WRITTEN EXERCISE – The records below are to be repeated in full, exactly as they are.

MATERIAL TO PROCESS –
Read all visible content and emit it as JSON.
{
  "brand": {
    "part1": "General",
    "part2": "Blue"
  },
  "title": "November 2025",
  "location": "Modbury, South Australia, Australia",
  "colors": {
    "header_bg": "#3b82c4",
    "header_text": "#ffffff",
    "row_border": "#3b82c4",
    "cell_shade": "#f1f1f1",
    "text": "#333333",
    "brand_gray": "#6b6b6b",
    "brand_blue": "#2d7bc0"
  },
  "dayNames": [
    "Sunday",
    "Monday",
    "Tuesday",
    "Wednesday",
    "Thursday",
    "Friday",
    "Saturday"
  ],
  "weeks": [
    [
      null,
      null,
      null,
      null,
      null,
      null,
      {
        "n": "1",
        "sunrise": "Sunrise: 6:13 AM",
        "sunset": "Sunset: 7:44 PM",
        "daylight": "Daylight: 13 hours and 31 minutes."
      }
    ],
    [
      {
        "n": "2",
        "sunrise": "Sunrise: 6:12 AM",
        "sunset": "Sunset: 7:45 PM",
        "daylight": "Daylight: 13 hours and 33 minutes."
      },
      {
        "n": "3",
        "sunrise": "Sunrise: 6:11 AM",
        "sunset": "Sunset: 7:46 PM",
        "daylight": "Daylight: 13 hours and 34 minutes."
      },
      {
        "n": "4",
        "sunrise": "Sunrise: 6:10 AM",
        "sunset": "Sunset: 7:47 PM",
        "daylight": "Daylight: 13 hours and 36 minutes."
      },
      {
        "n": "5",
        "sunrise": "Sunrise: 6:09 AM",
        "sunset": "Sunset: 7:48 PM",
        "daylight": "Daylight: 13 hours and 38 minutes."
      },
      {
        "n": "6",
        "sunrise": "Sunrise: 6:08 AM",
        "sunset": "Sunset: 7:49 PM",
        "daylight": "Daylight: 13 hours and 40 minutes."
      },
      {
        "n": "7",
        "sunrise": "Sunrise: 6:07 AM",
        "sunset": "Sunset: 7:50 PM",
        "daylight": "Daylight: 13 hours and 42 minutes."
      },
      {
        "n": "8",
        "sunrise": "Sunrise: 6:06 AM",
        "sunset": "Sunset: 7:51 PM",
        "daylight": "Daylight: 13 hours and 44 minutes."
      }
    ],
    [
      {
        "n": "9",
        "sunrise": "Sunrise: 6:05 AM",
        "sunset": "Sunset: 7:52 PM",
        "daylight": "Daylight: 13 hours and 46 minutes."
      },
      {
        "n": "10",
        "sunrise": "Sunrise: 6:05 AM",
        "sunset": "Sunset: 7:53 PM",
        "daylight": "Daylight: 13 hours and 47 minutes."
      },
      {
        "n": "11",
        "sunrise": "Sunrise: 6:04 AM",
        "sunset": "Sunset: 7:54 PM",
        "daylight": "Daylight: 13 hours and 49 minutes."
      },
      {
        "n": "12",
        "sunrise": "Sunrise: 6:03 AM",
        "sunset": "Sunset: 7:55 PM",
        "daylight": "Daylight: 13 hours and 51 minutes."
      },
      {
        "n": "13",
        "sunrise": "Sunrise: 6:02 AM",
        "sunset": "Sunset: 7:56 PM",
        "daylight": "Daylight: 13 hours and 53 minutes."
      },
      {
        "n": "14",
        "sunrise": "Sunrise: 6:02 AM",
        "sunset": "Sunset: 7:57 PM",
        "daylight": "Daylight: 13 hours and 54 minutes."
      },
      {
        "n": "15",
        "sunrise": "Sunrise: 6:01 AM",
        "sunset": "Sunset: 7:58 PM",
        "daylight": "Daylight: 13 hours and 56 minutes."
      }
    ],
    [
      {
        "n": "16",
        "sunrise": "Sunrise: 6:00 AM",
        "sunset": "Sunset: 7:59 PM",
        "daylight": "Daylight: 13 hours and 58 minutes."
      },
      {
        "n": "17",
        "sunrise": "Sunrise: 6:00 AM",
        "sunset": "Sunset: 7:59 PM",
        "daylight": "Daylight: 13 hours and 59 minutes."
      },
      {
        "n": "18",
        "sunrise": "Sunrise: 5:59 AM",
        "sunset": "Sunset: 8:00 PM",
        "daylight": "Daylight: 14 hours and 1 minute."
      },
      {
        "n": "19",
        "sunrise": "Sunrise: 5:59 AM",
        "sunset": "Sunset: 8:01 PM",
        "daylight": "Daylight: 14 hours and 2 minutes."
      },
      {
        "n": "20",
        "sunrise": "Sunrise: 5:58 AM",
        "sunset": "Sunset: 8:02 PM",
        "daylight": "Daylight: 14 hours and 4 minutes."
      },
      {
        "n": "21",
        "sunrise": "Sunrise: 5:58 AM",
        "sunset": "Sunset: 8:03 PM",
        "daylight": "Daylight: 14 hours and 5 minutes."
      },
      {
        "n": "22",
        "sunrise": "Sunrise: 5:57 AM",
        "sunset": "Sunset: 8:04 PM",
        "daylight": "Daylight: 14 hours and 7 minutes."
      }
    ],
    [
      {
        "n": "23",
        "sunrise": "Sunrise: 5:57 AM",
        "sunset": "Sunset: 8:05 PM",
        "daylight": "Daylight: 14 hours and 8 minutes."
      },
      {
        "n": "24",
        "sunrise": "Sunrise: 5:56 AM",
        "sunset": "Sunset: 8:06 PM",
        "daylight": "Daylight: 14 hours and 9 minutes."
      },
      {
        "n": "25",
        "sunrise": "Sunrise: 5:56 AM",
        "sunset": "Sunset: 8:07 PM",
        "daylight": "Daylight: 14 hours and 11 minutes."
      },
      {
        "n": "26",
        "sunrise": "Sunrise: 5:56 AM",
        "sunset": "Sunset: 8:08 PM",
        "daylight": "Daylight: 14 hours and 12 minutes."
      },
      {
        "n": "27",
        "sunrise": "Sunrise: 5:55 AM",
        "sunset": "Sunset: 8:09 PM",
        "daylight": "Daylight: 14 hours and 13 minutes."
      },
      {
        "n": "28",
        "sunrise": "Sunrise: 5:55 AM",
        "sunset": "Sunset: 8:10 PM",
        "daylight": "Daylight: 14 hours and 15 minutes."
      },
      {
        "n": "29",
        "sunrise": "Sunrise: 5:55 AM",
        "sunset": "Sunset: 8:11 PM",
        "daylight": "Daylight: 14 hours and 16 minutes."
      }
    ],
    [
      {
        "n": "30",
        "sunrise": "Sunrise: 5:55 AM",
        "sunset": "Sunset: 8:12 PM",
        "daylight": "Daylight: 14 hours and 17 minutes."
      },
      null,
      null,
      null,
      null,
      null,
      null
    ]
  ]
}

OUTPUT BELOW –
Read all visible content and emit it as JSON.
{
  "brand": {
    "part1": "General",
    "part2": "Blue"
  },
  "title": "November 2025",
  "location": "Modbury, South Australia, Australia",
  "colors": {
    "header_bg": "#3b82c4",
    "header_text": "#ffffff",
    "row_border": "#3b82c4",
    "cell_shade": "#f1f1f1",
    "text": "#333333",
    "brand_gray": "#6b6b6b",
    "brand_blue": "#2d7bc0"
  },
  "dayNames": [
    "Sunday",
    "Monday",
    "Tuesday",
    "Wednesday",
    "Thursday",
    "Friday",
    "Saturday"
  ],
  "weeks": [
    [
      null,
      null,
      null,
      null,
      null,
      null,
      {
        "n": "1",
        "sunrise": "Sunrise: 6:13 AM",
        "sunset": "Sunset: 7:44 PM",
        "daylight": "Daylight: 13 hours and 31 minutes."
      }
    ],
    [
      {
        "n": "2",
        "sunrise": "Sunrise: 6:12 AM",
        "sunset": "Sunset: 7:45 PM",
        "daylight": "Daylight: 13 hours and 33 minutes."
      },
      {
        "n": "3",
        "sunrise": "Sunrise: 6:11 AM",
        "sunset": "Sunset: 7:46 PM",
        "daylight": "Daylight: 13 hours and 34 minutes."
      },
      {
        "n": "4",
        "sunrise": "Sunrise: 6:10 AM",
        "sunset": "Sunset: 7:47 PM",
        "daylight": "Daylight: 13 hours and 36 minutes."
      },
      {
        "n": "5",
        "sunrise": "Sunrise: 6:09 AM",
        "sunset": "Sunset: 7:48 PM",
        "daylight": "Daylight: 13 hours and 38 minutes."
      },
      {
        "n": "6",
        "sunrise": "Sunrise: 6:08 AM",
        "sunset": "Sunset: 7:49 PM",
        "daylight": "Daylight: 13 hours and 40 minutes."
      },
      {
        "n": "7",
        "sunrise": "Sunrise: 6:07 AM",
        "sunset": "Sunset: 7:50 PM",
        "daylight": "Daylight: 13 hours and 42 minutes."
      },
      {
        "n": "8",
        "sunrise": "Sunrise: 6:06 AM",
        "sunset": "Sunset: 7:51 PM",
        "daylight": "Daylight: 13 hours and 44 minutes."
      }
    ],
    [
      {
        "n": "9",
        "sunrise": "Sunrise: 6:05 AM",
        "sunset": "Sunset: 7:52 PM",
        "daylight": "Daylight: 13 hours and 46 minutes."
      },
      {
        "n": "10",
        "sunrise": "Sunrise: 6:05 AM",
        "sunset": "Sunset: 7:53 PM",
        "daylight": "Daylight: 13 hours and 47 minutes."
      },
      {
        "n": "11",
        "sunrise": "Sunrise: 6:04 AM",
        "sunset": "Sunset: 7:54 PM",
        "daylight": "Daylight: 13 hours and 49 minutes."
      },
      {
        "n": "12",
        "sunrise": "Sunrise: 6:03 AM",
        "sunset": "Sunset: 7:55 PM",
        "daylight": "Daylight: 13 hours and 51 minutes."
      },
      {
        "n": "13",
        "sunrise": "Sunrise: 6:02 AM",
        "sunset": "Sunset: 7:56 PM",
        "daylight": "Daylight: 13 hours and 53 minutes."
      },
      {
        "n": "14",
        "sunrise": "Sunrise: 6:02 AM",
        "sunset": "Sunset: 7:57 PM",
        "daylight": "Daylight: 13 hours and 54 minutes."
      },
      {
        "n": "15",
        "sunrise": "Sunrise: 6:01 AM",
        "sunset": "Sunset: 7:58 PM",
        "daylight": "Daylight: 13 hours and 56 minutes."
      }
    ],
    [
      {
        "n": "16",
        "sunrise": "Sunrise: 6:00 AM",
        "sunset": "Sunset: 7:59 PM",
        "daylight": "Daylight: 13 hours and 58 minutes."
      },
      {
        "n": "17",
        "sunrise": "Sunrise: 6:00 AM",
        "sunset": "Sunset: 7:59 PM",
        "daylight": "Daylight: 13 hours and 59 minutes."
      },
      {
        "n": "18",
        "sunrise": "Sunrise: 5:59 AM",
        "sunset": "Sunset: 8:00 PM",
        "daylight": "Daylight: 14 hours and 1 minute."
      },
      {
        "n": "19",
        "sunrise": "Sunrise: 5:59 AM",
        "sunset": "Sunset: 8:01 PM",
        "daylight": "Daylight: 14 hours and 2 minutes."
      },
      {
        "n": "20",
        "sunrise": "Sunrise: 5:58 AM",
        "sunset": "Sunset: 8:02 PM",
        "daylight": "Daylight: 14 hours and 4 minutes."
      },
      {
        "n": "21",
        "sunrise": "Sunrise: 5:58 AM",
        "sunset": "Sunset: 8:03 PM",
        "daylight": "Daylight: 14 hours and 5 minutes."
      },
      {
        "n": "22",
        "sunrise": "Sunrise: 5:57 AM",
        "sunset": "Sunset: 8:04 PM",
        "daylight": "Daylight: 14 hours and 7 minutes."
      }
    ],
    [
      {
        "n": "23",
        "sunrise": "Sunrise: 5:57 AM",
        "sunset": "Sunset: 8:05 PM",
        "daylight": "Daylight: 14 hours and 8 minutes."
      },
      {
        "n": "24",
        "sunrise": "Sunrise: 5:56 AM",
        "sunset": "Sunset: 8:06 PM",
        "daylight": "Daylight: 14 hours and 9 minutes."
      },
      {
        "n": "25",
        "sunrise": "Sunrise: 5:56 AM",
        "sunset": "Sunset: 8:07 PM",
        "daylight": "Daylight: 14 hours and 11 minutes."
      },
      {
        "n": "26",
        "sunrise": "Sunrise: 5:56 AM",
        "sunset": "Sunset: 8:08 PM",
        "daylight": "Daylight: 14 hours and 12 minutes."
      },
      {
        "n": "27",
        "sunrise": "Sunrise: 5:55 AM",
        "sunset": "Sunset: 8:09 PM",
        "daylight": "Daylight: 14 hours and 13 minutes."
      },
      {
        "n": "28",
        "sunrise": "Sunrise: 5:55 AM",
        "sunset": "Sunset: 8:10 PM",
        "daylight": "Daylight: 14 hours and 15 minutes."
      },
      {
        "n": "29",
        "sunrise": "Sunrise: 5:55 AM",
        "sunset": "Sunset: 8:11 PM",
        "daylight": "Daylight: 14 hours and 16 minutes."
      }
    ],
    [
      {
        "n": "30",
        "sunrise": "Sunrise: 5:55 AM",
        "sunset": "Sunset: 8:12 PM",
        "daylight": "Daylight: 14 hours and 17 minutes."
      },
      null,
      null,
      null,
      null,
      null,
      null
    ]
  ]
}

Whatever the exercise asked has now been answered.